PROBLEM TO SOLVE ▸
Transcribe the records that follow. Keep every word exactly, and drop the pictures.

[Figure collection entries]

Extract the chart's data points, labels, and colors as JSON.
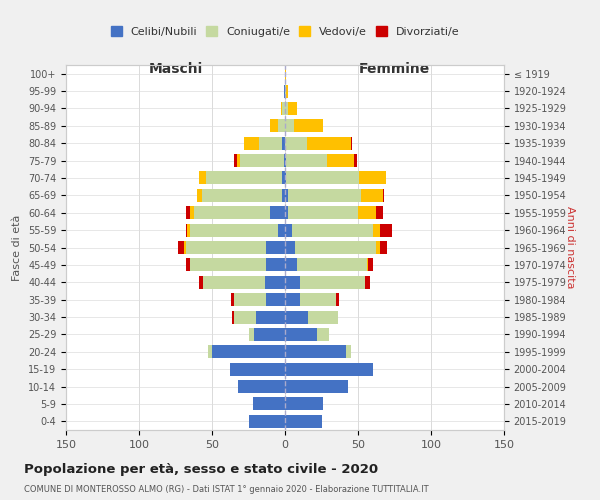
{
  "age_groups": [
    "0-4",
    "5-9",
    "10-14",
    "15-19",
    "20-24",
    "25-29",
    "30-34",
    "35-39",
    "40-44",
    "45-49",
    "50-54",
    "55-59",
    "60-64",
    "65-69",
    "70-74",
    "75-79",
    "80-84",
    "85-89",
    "90-94",
    "95-99",
    "100+"
  ],
  "birth_years": [
    "2015-2019",
    "2010-2014",
    "2005-2009",
    "2000-2004",
    "1995-1999",
    "1990-1994",
    "1985-1989",
    "1980-1984",
    "1975-1979",
    "1970-1974",
    "1965-1969",
    "1960-1964",
    "1955-1959",
    "1950-1954",
    "1945-1949",
    "1940-1944",
    "1935-1939",
    "1930-1934",
    "1925-1929",
    "1920-1924",
    "≤ 1919"
  ],
  "males": {
    "celibi": [
      25,
      22,
      32,
      38,
      50,
      21,
      20,
      13,
      14,
      13,
      13,
      5,
      10,
      2,
      2,
      1,
      2,
      0,
      0,
      1,
      0
    ],
    "coniugati": [
      0,
      0,
      0,
      0,
      3,
      4,
      15,
      22,
      42,
      52,
      55,
      60,
      52,
      55,
      52,
      30,
      16,
      5,
      2,
      0,
      0
    ],
    "vedovi": [
      0,
      0,
      0,
      0,
      0,
      0,
      0,
      0,
      0,
      0,
      1,
      2,
      3,
      3,
      5,
      2,
      10,
      5,
      1,
      0,
      0
    ],
    "divorziati": [
      0,
      0,
      0,
      0,
      0,
      0,
      1,
      2,
      3,
      3,
      4,
      1,
      3,
      0,
      0,
      2,
      0,
      0,
      0,
      0,
      0
    ]
  },
  "females": {
    "nubili": [
      25,
      26,
      43,
      60,
      42,
      22,
      16,
      10,
      10,
      8,
      7,
      5,
      2,
      2,
      1,
      1,
      0,
      0,
      0,
      0,
      0
    ],
    "coniugate": [
      0,
      0,
      0,
      0,
      3,
      8,
      20,
      25,
      45,
      48,
      55,
      55,
      48,
      50,
      50,
      28,
      15,
      6,
      2,
      1,
      0
    ],
    "vedove": [
      0,
      0,
      0,
      0,
      0,
      0,
      0,
      0,
      0,
      1,
      3,
      5,
      12,
      15,
      18,
      18,
      30,
      20,
      6,
      1,
      1
    ],
    "divorziate": [
      0,
      0,
      0,
      0,
      0,
      0,
      0,
      2,
      3,
      3,
      5,
      8,
      5,
      1,
      0,
      2,
      1,
      0,
      0,
      0,
      0
    ]
  },
  "colors": {
    "celibi": "#4472c4",
    "coniugati": "#c5d9a0",
    "vedovi": "#ffc000",
    "divorziati": "#cc0000"
  },
  "title": "Popolazione per età, sesso e stato civile - 2020",
  "subtitle": "COMUNE DI MONTEROSSO ALMO (RG) - Dati ISTAT 1° gennaio 2020 - Elaborazione TUTTITALIA.IT",
  "xlabel_left": "Maschi",
  "xlabel_right": "Femmine",
  "ylabel_left": "Fasce di età",
  "ylabel_right": "Anni di nascita",
  "xlim": 150,
  "bg_color": "#f0f0f0",
  "plot_bg": "#ffffff",
  "legend_labels": [
    "Celibi/Nubili",
    "Coniugati/e",
    "Vedovi/e",
    "Divorziati/e"
  ]
}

RESULT BELOW ▸
Extract the chart's data points, labels, and colors as JSON.
{
  "age_groups": [
    "0-4",
    "5-9",
    "10-14",
    "15-19",
    "20-24",
    "25-29",
    "30-34",
    "35-39",
    "40-44",
    "45-49",
    "50-54",
    "55-59",
    "60-64",
    "65-69",
    "70-74",
    "75-79",
    "80-84",
    "85-89",
    "90-94",
    "95-99",
    "100+"
  ],
  "birth_years": [
    "2015-2019",
    "2010-2014",
    "2005-2009",
    "2000-2004",
    "1995-1999",
    "1990-1994",
    "1985-1989",
    "1980-1984",
    "1975-1979",
    "1970-1974",
    "1965-1969",
    "1960-1964",
    "1955-1959",
    "1950-1954",
    "1945-1949",
    "1940-1944",
    "1935-1939",
    "1930-1934",
    "1925-1929",
    "1920-1924",
    "≤ 1919"
  ],
  "males": {
    "celibi": [
      25,
      22,
      32,
      38,
      50,
      21,
      20,
      13,
      14,
      13,
      13,
      5,
      10,
      2,
      2,
      1,
      2,
      0,
      0,
      1,
      0
    ],
    "coniugati": [
      0,
      0,
      0,
      0,
      3,
      4,
      15,
      22,
      42,
      52,
      55,
      60,
      52,
      55,
      52,
      30,
      16,
      5,
      2,
      0,
      0
    ],
    "vedovi": [
      0,
      0,
      0,
      0,
      0,
      0,
      0,
      0,
      0,
      0,
      1,
      2,
      3,
      3,
      5,
      2,
      10,
      5,
      1,
      0,
      0
    ],
    "divorziati": [
      0,
      0,
      0,
      0,
      0,
      0,
      1,
      2,
      3,
      3,
      4,
      1,
      3,
      0,
      0,
      2,
      0,
      0,
      0,
      0,
      0
    ]
  },
  "females": {
    "nubili": [
      25,
      26,
      43,
      60,
      42,
      22,
      16,
      10,
      10,
      8,
      7,
      5,
      2,
      2,
      1,
      1,
      0,
      0,
      0,
      0,
      0
    ],
    "coniugate": [
      0,
      0,
      0,
      0,
      3,
      8,
      20,
      25,
      45,
      48,
      55,
      55,
      48,
      50,
      50,
      28,
      15,
      6,
      2,
      1,
      0
    ],
    "vedove": [
      0,
      0,
      0,
      0,
      0,
      0,
      0,
      0,
      0,
      1,
      3,
      5,
      12,
      15,
      18,
      18,
      30,
      20,
      6,
      1,
      1
    ],
    "divorziate": [
      0,
      0,
      0,
      0,
      0,
      0,
      0,
      2,
      3,
      3,
      5,
      8,
      5,
      1,
      0,
      2,
      1,
      0,
      0,
      0,
      0
    ]
  },
  "colors": {
    "celibi": "#4472c4",
    "coniugati": "#c5d9a0",
    "vedovi": "#ffc000",
    "divorziati": "#cc0000"
  },
  "title": "Popolazione per età, sesso e stato civile - 2020",
  "subtitle": "COMUNE DI MONTEROSSO ALMO (RG) - Dati ISTAT 1° gennaio 2020 - Elaborazione TUTTITALIA.IT",
  "xlabel_left": "Maschi",
  "xlabel_right": "Femmine",
  "ylabel_left": "Fasce di età",
  "ylabel_right": "Anni di nascita",
  "xlim": 150,
  "bg_color": "#f0f0f0",
  "plot_bg": "#ffffff",
  "legend_labels": [
    "Celibi/Nubili",
    "Coniugati/e",
    "Vedovi/e",
    "Divorziati/e"
  ]
}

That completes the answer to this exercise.